* start PROVIDED INFORMATION *

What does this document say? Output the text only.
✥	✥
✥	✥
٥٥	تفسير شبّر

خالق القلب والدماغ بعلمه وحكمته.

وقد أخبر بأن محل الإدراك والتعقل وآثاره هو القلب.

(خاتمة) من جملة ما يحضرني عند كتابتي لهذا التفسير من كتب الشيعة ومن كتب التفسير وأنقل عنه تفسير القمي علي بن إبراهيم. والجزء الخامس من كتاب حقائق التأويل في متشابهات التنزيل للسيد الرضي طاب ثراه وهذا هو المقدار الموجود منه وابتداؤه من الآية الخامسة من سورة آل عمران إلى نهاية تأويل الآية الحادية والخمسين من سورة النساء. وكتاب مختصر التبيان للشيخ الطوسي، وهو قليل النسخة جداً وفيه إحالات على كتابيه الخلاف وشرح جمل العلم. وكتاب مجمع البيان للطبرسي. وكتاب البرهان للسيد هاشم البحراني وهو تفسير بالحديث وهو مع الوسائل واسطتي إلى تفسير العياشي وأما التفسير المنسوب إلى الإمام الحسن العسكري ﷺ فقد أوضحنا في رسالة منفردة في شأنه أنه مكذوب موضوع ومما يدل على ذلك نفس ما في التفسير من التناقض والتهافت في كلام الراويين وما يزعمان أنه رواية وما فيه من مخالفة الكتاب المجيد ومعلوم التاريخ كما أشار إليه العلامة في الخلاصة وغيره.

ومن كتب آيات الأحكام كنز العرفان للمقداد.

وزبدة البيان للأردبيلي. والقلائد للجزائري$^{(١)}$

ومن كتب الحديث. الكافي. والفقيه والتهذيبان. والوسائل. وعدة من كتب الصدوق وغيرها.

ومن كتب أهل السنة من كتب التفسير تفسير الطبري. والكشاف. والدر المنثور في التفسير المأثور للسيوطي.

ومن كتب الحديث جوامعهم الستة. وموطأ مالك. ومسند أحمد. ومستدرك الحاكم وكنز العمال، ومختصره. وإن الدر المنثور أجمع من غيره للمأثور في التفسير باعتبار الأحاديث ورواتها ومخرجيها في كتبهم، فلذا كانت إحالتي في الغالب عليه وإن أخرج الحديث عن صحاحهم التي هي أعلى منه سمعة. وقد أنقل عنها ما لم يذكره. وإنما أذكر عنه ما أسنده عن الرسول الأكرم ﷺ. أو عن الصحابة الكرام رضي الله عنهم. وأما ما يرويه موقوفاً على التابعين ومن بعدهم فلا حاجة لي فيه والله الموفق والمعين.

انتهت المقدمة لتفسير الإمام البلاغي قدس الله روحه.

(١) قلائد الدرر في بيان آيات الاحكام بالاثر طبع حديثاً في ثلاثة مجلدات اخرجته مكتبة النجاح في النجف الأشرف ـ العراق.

* end PROVIDED INFORMATION *

## SET TASK
All of the data needs to be reproduced exactly, with no line missing.

## REPLY TO THE EXERCISE
What does this document say? Output the text only.
✥	✥
✥	✥
٥٥	تفسير شبّر

خالق القلب والدماغ بعلمه وحكمته.

وقد أخبر بأن محل الإدراك والتعقل وآثاره هو القلب.

(خاتمة) من جملة ما يحضرني عند كتابتي لهذا التفسير من كتب الشيعة ومن كتب التفسير وأنقل عنه تفسير القمي علي بن إبراهيم. والجزء الخامس من كتاب حقائق التأويل في متشابهات التنزيل للسيد الرضي طاب ثراه وهذا هو المقدار الموجود منه وابتداؤه من الآية الخامسة من سورة آل عمران إلى نهاية تأويل الآية الحادية والخمسين من سورة النساء. وكتاب مختصر التبيان للشيخ الطوسي، وهو قليل النسخة جداً وفيه إحالات على كتابيه الخلاف وشرح جمل العلم. وكتاب مجمع البيان للطبرسي. وكتاب البرهان للسيد هاشم البحراني وهو تفسير بالحديث وهو مع الوسائل واسطتي إلى تفسير العياشي وأما التفسير المنسوب إلى الإمام الحسن العسكري ﷺ فقد أوضحنا في رسالة منفردة في شأنه أنه مكذوب موضوع ومما يدل على ذلك نفس ما في التفسير من التناقض والتهافت في كلام الراويين وما يزعمان أنه رواية وما فيه من مخالفة الكتاب المجيد ومعلوم التاريخ كما أشار إليه العلامة في الخلاصة وغيره.

ومن كتب آيات الأحكام كنز العرفان للمقداد.

وزبدة البيان للأردبيلي. والقلائد للجزائري$^{(١)}$

ومن كتب الحديث. الكافي. والفقيه والتهذيبان. والوسائل. وعدة من كتب الصدوق وغيرها.

ومن كتب أهل السنة من كتب التفسير تفسير الطبري. والكشاف. والدر المنثور في التفسير المأثور للسيوطي.

ومن كتب الحديث جوامعهم الستة. وموطأ مالك. ومسند أحمد. ومستدرك الحاكم وكنز العمال، ومختصره. وإن الدر المنثور أجمع من غيره للمأثور في التفسير باعتبار الأحاديث ورواتها ومخرجيها في كتبهم، فلذا كانت إحالتي في الغالب عليه وإن أخرج الحديث عن صحاحهم التي هي أعلى منه سمعة. وقد أنقل عنها ما لم يذكره. وإنما أذكر عنه ما أسنده عن الرسول الأكرم ﷺ. أو عن الصحابة الكرام رضي الله عنهم. وأما ما يرويه موقوفاً على التابعين ومن بعدهم فلا حاجة لي فيه والله الموفق والمعين.

انتهت المقدمة لتفسير الإمام البلاغي قدس الله روحه.

(١) قلائد الدرر في بيان آيات الاحكام بالاثر طبع حديثاً في ثلاثة مجلدات اخرجته مكتبة النجاح في النجف الأشرف ـ العراق.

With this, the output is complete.